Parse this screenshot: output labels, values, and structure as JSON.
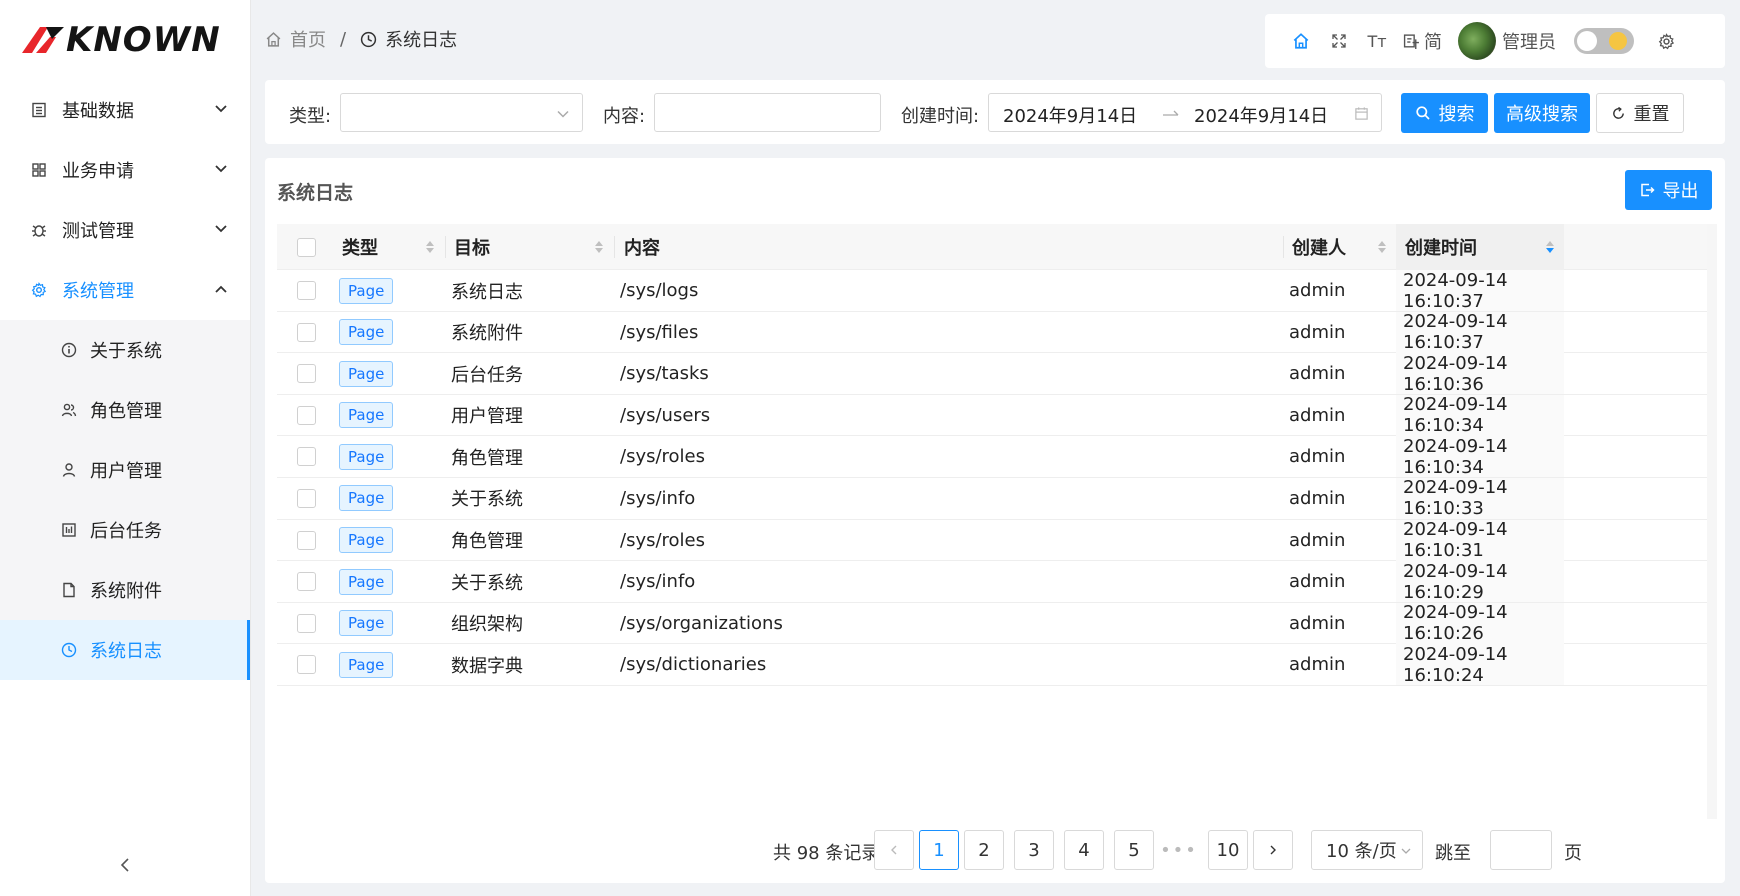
{
  "brand": {
    "logo_text": "KNOWN",
    "logo_color": "#e8262b"
  },
  "colors": {
    "primary": "#1890ff",
    "tag_bg": "#e6f4ff",
    "tag_border": "#91caff"
  },
  "sidebar": {
    "groups": [
      {
        "label": "基础数据",
        "icon": "list-icon",
        "expanded": false
      },
      {
        "label": "业务申请",
        "icon": "grid-icon",
        "expanded": false
      },
      {
        "label": "测试管理",
        "icon": "bug-icon",
        "expanded": false
      },
      {
        "label": "系统管理",
        "icon": "gear-icon",
        "expanded": true
      }
    ],
    "sub_items": [
      {
        "label": "关于系统",
        "icon": "info-icon"
      },
      {
        "label": "角色管理",
        "icon": "users-icon"
      },
      {
        "label": "用户管理",
        "icon": "user-icon"
      },
      {
        "label": "后台任务",
        "icon": "task-icon"
      },
      {
        "label": "系统附件",
        "icon": "file-icon"
      },
      {
        "label": "系统日志",
        "icon": "clock-icon",
        "selected": true
      }
    ],
    "collapse_icon": "chevron-left-icon"
  },
  "breadcrumb": {
    "home": "首页",
    "separator": "/",
    "current": "系统日志"
  },
  "toolbar": {
    "lang_label": "简",
    "font_label": "Tт",
    "user_name": "管理员"
  },
  "filter": {
    "type_label": "类型:",
    "content_label": "内容:",
    "time_label": "创建时间:",
    "date_start": "2024年9月14日",
    "date_end": "2024年9月14日",
    "search_label": "搜索",
    "advanced_label": "高级搜索",
    "reset_label": "重置"
  },
  "card": {
    "title": "系统日志",
    "export_label": "导出"
  },
  "table": {
    "columns": [
      "类型",
      "目标",
      "内容",
      "创建人",
      "创建时间"
    ],
    "rows": [
      {
        "type": "Page",
        "target": "系统日志",
        "content": "/sys/logs",
        "creator": "admin",
        "time": "2024-09-14 16:10:37"
      },
      {
        "type": "Page",
        "target": "系统附件",
        "content": "/sys/files",
        "creator": "admin",
        "time": "2024-09-14 16:10:37"
      },
      {
        "type": "Page",
        "target": "后台任务",
        "content": "/sys/tasks",
        "creator": "admin",
        "time": "2024-09-14 16:10:36"
      },
      {
        "type": "Page",
        "target": "用户管理",
        "content": "/sys/users",
        "creator": "admin",
        "time": "2024-09-14 16:10:34"
      },
      {
        "type": "Page",
        "target": "角色管理",
        "content": "/sys/roles",
        "creator": "admin",
        "time": "2024-09-14 16:10:34"
      },
      {
        "type": "Page",
        "target": "关于系统",
        "content": "/sys/info",
        "creator": "admin",
        "time": "2024-09-14 16:10:33"
      },
      {
        "type": "Page",
        "target": "角色管理",
        "content": "/sys/roles",
        "creator": "admin",
        "time": "2024-09-14 16:10:31"
      },
      {
        "type": "Page",
        "target": "关于系统",
        "content": "/sys/info",
        "creator": "admin",
        "time": "2024-09-14 16:10:29"
      },
      {
        "type": "Page",
        "target": "组织架构",
        "content": "/sys/organizations",
        "creator": "admin",
        "time": "2024-09-14 16:10:26"
      },
      {
        "type": "Page",
        "target": "数据字典",
        "content": "/sys/dictionaries",
        "creator": "admin",
        "time": "2024-09-14 16:10:24"
      }
    ]
  },
  "pagination": {
    "total_text": "共 98 条记录",
    "prev": "<",
    "next": ">",
    "pages": [
      "1",
      "2",
      "3",
      "4",
      "5"
    ],
    "ellipsis": "•••",
    "last_page": "10",
    "current_page": "1",
    "page_size": "10 条/页",
    "jump_label": "跳至",
    "page_suffix": "页"
  }
}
☆ ☆ ☆ ☆
Examine the records and report how many lines contain the string "系统日志". Only the number should be given.

--- Response to the exercise ---
4